TASK DETAILS:
Tally up the lines where the string "NDVI" appears; reply with the number only.

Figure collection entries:
================================
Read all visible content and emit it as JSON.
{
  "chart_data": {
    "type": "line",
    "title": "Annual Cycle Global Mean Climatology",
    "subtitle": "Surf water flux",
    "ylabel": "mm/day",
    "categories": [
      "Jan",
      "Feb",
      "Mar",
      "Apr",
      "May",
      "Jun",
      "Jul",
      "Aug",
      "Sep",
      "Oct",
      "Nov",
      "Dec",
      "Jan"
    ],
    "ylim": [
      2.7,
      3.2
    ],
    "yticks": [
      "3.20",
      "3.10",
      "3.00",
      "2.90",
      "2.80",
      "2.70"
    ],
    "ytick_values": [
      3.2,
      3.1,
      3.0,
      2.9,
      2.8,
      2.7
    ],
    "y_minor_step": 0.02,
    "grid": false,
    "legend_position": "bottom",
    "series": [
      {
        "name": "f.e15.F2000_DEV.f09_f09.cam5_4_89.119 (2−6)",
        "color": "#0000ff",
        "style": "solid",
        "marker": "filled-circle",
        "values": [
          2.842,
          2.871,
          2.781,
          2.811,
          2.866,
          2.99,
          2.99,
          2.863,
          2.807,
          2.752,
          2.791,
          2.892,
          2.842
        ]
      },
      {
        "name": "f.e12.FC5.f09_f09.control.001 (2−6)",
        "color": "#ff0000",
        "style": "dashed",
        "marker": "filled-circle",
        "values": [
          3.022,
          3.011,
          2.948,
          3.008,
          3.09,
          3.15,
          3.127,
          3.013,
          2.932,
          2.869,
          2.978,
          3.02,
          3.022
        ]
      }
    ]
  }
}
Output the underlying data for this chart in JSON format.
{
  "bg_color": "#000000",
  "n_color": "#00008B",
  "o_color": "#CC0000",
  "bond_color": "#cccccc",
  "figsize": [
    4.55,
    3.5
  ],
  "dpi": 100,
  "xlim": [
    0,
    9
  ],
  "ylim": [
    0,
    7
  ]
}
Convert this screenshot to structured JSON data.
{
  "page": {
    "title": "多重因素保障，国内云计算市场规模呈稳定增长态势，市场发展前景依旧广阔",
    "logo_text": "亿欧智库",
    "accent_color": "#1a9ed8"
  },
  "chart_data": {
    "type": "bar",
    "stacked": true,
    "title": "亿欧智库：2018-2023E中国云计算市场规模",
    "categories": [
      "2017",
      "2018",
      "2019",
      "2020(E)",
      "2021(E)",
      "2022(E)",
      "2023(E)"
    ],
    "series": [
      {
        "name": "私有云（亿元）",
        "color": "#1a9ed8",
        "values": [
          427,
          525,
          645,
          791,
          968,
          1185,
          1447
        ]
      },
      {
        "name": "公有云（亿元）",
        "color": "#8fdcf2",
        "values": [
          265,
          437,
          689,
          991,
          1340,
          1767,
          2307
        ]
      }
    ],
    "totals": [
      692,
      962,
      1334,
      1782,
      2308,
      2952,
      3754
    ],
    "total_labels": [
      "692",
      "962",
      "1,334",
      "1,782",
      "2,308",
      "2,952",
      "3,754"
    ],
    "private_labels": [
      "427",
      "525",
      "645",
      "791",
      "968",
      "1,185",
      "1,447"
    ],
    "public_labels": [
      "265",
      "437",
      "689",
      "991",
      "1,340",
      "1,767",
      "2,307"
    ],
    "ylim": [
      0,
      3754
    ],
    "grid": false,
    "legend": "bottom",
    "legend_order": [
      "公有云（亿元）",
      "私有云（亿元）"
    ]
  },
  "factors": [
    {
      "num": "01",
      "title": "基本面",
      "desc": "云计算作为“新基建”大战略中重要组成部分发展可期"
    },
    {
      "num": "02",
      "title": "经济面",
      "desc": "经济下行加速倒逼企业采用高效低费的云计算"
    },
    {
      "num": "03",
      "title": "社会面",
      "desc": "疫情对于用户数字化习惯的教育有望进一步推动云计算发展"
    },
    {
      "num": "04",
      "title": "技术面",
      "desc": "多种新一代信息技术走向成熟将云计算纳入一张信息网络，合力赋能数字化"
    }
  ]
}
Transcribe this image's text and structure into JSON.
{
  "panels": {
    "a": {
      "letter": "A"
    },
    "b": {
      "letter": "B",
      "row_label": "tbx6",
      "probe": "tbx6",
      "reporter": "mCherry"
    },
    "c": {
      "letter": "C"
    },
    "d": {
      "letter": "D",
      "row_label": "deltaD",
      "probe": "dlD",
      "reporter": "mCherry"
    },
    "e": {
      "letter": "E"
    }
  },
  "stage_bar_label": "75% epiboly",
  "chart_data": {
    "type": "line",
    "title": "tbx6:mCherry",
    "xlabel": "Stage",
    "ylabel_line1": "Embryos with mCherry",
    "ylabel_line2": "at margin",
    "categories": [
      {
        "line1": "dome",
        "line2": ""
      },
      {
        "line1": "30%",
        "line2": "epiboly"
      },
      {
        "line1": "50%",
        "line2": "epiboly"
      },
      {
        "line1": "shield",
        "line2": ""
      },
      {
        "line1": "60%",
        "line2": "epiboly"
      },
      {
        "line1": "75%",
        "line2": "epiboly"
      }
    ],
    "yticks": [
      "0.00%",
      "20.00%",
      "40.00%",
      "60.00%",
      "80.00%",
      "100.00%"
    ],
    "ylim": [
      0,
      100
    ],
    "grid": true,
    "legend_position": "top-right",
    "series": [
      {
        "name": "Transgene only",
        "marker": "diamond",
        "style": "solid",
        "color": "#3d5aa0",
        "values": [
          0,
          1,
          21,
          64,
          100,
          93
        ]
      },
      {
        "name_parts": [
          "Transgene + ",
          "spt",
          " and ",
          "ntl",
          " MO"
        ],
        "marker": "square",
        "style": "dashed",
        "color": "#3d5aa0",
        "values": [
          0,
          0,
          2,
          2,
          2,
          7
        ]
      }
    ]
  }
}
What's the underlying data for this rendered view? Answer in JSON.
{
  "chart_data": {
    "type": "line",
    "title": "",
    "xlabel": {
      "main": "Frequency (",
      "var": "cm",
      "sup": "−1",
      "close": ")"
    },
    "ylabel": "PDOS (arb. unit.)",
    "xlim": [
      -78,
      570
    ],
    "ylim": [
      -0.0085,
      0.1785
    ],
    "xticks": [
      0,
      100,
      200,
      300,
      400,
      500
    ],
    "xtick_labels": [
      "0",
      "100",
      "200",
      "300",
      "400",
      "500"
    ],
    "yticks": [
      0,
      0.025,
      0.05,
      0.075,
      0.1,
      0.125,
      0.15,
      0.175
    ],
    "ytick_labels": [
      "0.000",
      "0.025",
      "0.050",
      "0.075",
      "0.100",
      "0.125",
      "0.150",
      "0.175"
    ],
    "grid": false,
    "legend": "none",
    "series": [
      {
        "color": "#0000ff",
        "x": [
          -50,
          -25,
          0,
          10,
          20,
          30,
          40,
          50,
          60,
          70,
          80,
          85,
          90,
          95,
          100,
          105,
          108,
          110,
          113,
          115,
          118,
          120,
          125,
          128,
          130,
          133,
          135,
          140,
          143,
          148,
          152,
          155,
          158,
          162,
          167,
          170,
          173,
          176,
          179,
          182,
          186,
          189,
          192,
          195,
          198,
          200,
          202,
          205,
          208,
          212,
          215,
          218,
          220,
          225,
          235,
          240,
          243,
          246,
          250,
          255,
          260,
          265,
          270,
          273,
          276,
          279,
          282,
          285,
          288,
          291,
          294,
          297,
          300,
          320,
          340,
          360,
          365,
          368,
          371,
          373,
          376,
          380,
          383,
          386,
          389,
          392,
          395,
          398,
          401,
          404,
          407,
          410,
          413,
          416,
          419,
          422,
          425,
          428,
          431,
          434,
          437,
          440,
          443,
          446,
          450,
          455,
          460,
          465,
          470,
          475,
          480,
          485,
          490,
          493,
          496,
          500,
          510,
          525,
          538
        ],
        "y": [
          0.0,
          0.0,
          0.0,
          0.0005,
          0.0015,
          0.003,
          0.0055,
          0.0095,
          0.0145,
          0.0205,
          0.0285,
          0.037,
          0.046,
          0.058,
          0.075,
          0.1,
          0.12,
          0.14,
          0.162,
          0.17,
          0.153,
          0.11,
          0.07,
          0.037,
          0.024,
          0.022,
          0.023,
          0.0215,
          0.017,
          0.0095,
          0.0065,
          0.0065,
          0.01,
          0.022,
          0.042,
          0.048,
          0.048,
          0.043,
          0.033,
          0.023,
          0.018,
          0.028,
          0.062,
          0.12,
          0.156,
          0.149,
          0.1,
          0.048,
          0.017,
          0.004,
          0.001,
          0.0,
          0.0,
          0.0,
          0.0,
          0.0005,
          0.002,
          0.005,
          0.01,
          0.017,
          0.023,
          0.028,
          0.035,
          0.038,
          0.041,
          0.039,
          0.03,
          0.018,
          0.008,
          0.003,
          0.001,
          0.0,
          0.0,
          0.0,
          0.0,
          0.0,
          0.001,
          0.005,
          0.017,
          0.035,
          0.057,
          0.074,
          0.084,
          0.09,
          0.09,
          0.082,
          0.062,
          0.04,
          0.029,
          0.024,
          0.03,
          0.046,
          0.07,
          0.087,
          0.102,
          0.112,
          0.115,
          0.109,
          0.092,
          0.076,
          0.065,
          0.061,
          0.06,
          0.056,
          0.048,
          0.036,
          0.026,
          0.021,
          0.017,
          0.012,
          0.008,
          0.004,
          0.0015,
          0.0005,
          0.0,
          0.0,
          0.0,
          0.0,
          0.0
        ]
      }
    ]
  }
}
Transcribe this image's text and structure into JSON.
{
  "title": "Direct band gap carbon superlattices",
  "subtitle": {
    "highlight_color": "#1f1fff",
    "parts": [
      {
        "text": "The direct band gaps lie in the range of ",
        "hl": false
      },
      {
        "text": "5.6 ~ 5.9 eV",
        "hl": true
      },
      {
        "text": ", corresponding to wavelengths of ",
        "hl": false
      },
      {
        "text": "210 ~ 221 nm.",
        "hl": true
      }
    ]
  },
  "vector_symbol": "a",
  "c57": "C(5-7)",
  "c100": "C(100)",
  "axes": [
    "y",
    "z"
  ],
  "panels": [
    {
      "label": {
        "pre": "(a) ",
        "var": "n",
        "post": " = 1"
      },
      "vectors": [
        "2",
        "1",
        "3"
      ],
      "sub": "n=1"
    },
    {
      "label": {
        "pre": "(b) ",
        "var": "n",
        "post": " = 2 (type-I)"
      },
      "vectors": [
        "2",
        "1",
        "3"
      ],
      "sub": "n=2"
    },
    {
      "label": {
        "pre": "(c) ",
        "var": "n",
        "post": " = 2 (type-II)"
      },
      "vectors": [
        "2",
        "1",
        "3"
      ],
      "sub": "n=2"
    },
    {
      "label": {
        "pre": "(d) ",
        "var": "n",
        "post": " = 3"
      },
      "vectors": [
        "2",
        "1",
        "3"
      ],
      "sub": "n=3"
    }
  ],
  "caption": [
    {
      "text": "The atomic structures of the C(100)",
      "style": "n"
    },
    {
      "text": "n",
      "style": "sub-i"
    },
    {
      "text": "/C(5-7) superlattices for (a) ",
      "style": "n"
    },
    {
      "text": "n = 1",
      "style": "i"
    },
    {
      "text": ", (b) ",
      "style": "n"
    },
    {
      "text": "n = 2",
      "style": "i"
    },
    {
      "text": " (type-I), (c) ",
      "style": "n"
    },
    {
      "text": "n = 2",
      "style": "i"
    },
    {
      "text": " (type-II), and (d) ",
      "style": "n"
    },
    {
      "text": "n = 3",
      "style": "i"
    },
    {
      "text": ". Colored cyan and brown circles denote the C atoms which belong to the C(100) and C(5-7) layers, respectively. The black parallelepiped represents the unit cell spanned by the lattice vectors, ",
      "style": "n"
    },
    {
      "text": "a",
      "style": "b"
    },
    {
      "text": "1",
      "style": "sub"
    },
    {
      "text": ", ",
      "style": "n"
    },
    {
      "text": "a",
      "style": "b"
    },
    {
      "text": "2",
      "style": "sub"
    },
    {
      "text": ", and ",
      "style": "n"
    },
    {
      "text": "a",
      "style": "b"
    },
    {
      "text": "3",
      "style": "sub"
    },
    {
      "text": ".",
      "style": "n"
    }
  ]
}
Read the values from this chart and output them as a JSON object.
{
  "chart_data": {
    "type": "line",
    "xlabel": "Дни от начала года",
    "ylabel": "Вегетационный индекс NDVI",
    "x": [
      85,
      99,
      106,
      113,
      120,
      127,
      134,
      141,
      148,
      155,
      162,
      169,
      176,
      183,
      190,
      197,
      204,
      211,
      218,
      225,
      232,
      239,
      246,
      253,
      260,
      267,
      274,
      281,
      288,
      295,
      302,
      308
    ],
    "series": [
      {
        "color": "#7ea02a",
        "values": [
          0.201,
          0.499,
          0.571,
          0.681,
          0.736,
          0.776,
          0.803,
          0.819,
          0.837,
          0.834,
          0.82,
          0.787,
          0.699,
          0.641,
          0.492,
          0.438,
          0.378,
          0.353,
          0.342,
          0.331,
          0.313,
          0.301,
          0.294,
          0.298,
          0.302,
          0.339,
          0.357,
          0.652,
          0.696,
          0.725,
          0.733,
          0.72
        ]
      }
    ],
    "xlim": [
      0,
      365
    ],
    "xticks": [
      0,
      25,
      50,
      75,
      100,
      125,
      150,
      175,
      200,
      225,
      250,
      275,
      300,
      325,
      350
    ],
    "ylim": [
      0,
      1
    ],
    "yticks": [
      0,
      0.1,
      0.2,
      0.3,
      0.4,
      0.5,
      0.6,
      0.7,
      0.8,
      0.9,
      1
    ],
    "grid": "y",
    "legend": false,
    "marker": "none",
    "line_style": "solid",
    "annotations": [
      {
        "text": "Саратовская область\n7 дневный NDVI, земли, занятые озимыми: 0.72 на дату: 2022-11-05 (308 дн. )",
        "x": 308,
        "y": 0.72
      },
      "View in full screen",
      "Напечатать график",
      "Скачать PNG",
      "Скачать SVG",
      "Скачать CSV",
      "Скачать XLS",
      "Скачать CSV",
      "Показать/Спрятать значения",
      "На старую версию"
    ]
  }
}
================================
WORKED SOLUTION:
2